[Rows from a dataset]
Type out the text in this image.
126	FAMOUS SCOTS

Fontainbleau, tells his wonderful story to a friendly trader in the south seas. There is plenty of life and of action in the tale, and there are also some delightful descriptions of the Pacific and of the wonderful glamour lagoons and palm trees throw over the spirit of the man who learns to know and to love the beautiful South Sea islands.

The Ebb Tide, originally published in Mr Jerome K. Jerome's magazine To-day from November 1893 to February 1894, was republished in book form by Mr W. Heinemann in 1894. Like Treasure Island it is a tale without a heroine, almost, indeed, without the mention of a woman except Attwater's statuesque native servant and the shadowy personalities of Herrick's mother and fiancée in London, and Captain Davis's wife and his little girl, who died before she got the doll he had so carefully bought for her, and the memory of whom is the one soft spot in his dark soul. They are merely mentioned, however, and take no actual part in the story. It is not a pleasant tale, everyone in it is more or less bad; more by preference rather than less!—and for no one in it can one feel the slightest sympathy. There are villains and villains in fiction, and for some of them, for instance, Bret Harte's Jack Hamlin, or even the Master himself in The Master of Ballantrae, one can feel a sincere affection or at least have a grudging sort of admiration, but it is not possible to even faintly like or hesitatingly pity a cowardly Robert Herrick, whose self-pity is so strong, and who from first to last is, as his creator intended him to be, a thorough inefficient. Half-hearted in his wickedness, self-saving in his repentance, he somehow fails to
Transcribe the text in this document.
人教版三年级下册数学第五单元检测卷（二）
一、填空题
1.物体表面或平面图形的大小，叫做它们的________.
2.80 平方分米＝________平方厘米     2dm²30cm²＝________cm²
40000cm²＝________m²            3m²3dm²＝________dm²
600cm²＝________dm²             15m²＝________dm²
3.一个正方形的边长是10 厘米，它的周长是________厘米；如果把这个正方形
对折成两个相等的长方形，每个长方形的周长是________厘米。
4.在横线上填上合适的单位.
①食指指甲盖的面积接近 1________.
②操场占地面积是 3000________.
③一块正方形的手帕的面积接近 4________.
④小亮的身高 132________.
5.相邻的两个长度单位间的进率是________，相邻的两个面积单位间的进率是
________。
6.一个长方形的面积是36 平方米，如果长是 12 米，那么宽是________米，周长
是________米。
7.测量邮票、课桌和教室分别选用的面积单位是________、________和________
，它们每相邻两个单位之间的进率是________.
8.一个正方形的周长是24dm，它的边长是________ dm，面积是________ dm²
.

### Directive
Return all the lines that contain the string "tale".

### Worked solution
Fontainbleau, tells his wonderful story to a friendly trader in the south seas. There is plenty of life and of action in the tale, and there are also some delightful descriptions of the Pacific and of the wonderful glamour lagoons and palm trees throw over the spirit of the man who learns to know and to love the beautiful South Sea islands.
The Ebb Tide, originally published in Mr Jerome K. Jerome's magazine To-day from November 1893 to February 1894, was republished in book form by Mr W. Heinemann in 1894. Like Treasure Island it is a tale without a heroine, almost, indeed, without the mention of a woman except Attwater's statuesque native servant and the shadowy personalities of Herrick's mother and fiancée in London, and Captain Davis's wife and his little girl, who died before she got the doll he had so carefully bought for her, and the memory of whom is the one soft spot in his dark soul. They are merely mentioned, however, and take no actual part in the story. It is not a pleasant tale, everyone in it is more or less bad; more by preference rather than less!—and for no one in it can one feel the slightest sympathy. There are villains and villains in fiction, and for some of them, for instance, Bret Harte's Jack Hamlin, or even the Master himself in The Master of Ballantrae, one can feel a sincere affection or at least have a grudging sort of admiration, but it is not possible to even faintly like or hesitatingly pity a cowardly Robert Herrick, whose self-pity is so strong, and who from first to last is, as his creator intended him to be, a thorough inefficient. Half-hearted in his wickedness, self-saving in his repentance, he somehow fails to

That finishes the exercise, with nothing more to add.